OBJECTIVE: Your copy should contain exactly the lines from the one that holds "Convert this document image to plain text." through the end of the material, reproduced as written, with no pictures.

>> Start DATA ENTRIES

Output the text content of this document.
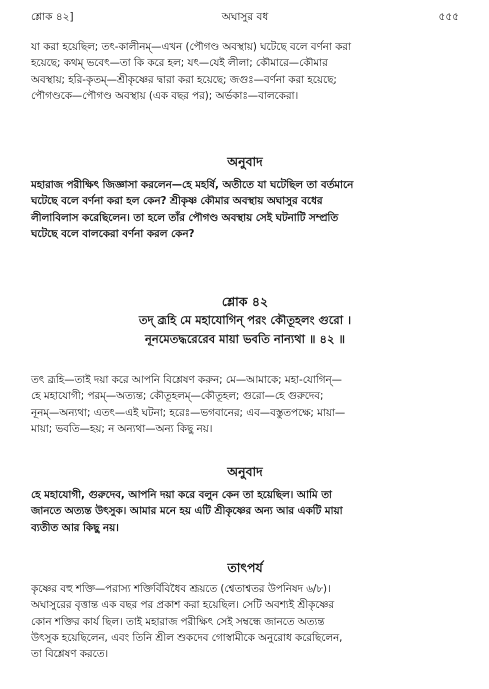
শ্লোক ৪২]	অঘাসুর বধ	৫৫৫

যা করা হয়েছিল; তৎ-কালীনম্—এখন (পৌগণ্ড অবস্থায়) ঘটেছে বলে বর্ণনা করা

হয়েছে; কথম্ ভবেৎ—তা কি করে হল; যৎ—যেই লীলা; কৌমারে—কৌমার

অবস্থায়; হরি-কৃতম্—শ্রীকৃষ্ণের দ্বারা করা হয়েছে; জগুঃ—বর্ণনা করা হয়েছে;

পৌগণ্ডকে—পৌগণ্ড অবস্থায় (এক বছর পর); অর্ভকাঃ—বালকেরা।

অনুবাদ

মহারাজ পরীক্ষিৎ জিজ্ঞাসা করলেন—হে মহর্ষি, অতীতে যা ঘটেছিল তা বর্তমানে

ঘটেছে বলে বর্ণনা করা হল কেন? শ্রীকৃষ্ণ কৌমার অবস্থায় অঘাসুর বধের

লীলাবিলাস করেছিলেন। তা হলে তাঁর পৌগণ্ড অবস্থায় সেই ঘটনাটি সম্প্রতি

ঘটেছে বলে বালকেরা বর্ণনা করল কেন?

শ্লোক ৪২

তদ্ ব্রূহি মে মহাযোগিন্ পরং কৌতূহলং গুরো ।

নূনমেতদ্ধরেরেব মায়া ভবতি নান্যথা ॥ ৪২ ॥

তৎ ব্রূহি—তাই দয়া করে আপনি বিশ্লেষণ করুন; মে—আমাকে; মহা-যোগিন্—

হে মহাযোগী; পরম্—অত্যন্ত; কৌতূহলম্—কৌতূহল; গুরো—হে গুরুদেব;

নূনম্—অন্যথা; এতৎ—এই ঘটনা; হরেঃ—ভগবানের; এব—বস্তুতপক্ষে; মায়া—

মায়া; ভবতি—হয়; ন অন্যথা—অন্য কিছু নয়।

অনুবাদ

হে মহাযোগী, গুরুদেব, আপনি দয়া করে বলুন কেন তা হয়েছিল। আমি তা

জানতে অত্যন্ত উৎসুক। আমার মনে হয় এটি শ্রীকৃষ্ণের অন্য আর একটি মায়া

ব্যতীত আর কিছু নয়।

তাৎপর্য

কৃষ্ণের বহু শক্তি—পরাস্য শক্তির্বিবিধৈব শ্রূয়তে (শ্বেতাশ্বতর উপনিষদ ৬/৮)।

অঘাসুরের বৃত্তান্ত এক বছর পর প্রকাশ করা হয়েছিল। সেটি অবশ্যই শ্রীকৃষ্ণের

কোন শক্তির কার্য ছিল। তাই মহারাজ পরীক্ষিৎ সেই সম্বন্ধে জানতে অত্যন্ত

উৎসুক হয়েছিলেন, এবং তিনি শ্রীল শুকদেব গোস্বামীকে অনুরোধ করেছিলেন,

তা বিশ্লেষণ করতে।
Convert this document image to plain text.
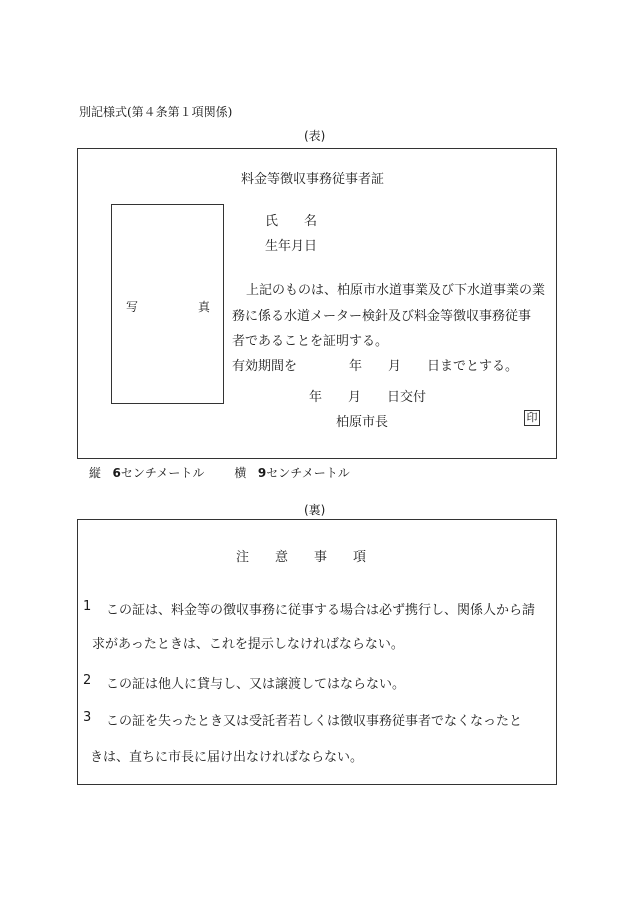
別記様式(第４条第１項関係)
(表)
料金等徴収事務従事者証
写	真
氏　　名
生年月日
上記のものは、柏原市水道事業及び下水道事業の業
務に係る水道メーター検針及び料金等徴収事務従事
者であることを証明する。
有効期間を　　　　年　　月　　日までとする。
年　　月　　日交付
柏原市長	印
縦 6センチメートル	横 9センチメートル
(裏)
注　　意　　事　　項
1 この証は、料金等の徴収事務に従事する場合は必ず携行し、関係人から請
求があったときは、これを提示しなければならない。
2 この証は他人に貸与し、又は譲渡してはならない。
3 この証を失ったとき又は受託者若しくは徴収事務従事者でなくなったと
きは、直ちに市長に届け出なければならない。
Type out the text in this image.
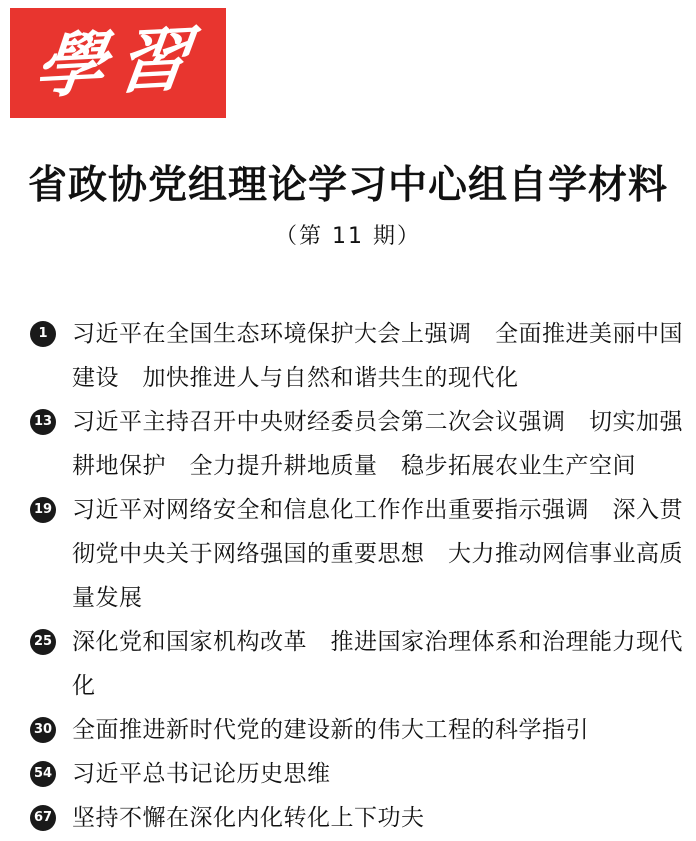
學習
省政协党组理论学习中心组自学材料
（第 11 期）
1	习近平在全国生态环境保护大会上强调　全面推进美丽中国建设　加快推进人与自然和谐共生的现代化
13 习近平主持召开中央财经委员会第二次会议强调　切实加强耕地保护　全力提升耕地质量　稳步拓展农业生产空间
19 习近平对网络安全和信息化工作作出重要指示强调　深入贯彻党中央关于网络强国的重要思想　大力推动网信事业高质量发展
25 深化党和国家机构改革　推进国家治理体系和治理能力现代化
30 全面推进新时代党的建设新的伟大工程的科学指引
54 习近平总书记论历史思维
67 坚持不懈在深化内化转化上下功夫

>> End DATA ENTRIES

EXERCISE RESPONSE:
Convert this document image to plain text.
別記様式(第４条第１項関係)
(表)
料金等徴収事務従事者証
写	真
氏　　名
生年月日
上記のものは、柏原市水道事業及び下水道事業の業
務に係る水道メーター検針及び料金等徴収事務従事
者であることを証明する。
有効期間を　　　　年　　月　　日までとする。
年　　月　　日交付
柏原市長	印
縦 6センチメートル	横 9センチメートル
(裏)
注　　意　　事　　項
1 この証は、料金等の徴収事務に従事する場合は必ず携行し、関係人から請
求があったときは、これを提示しなければならない。
2 この証は他人に貸与し、又は譲渡してはならない。
3 この証を失ったとき又は受託者若しくは徴収事務従事者でなくなったと
きは、直ちに市長に届け出なければならない。
Type out the text in this image.
學習
省政协党组理论学习中心组自学材料
（第 11 期）
1	习近平在全国生态环境保护大会上强调　全面推进美丽中国建设　加快推进人与自然和谐共生的现代化
13 习近平主持召开中央财经委员会第二次会议强调　切实加强耕地保护　全力提升耕地质量　稳步拓展农业生产空间
19 习近平对网络安全和信息化工作作出重要指示强调　深入贯彻党中央关于网络强国的重要思想　大力推动网信事业高质量发展
25 深化党和国家机构改革　推进国家治理体系和治理能力现代化
30 全面推进新时代党的建设新的伟大工程的科学指引
54 习近平总书记论历史思维
67 坚持不懈在深化内化转化上下功夫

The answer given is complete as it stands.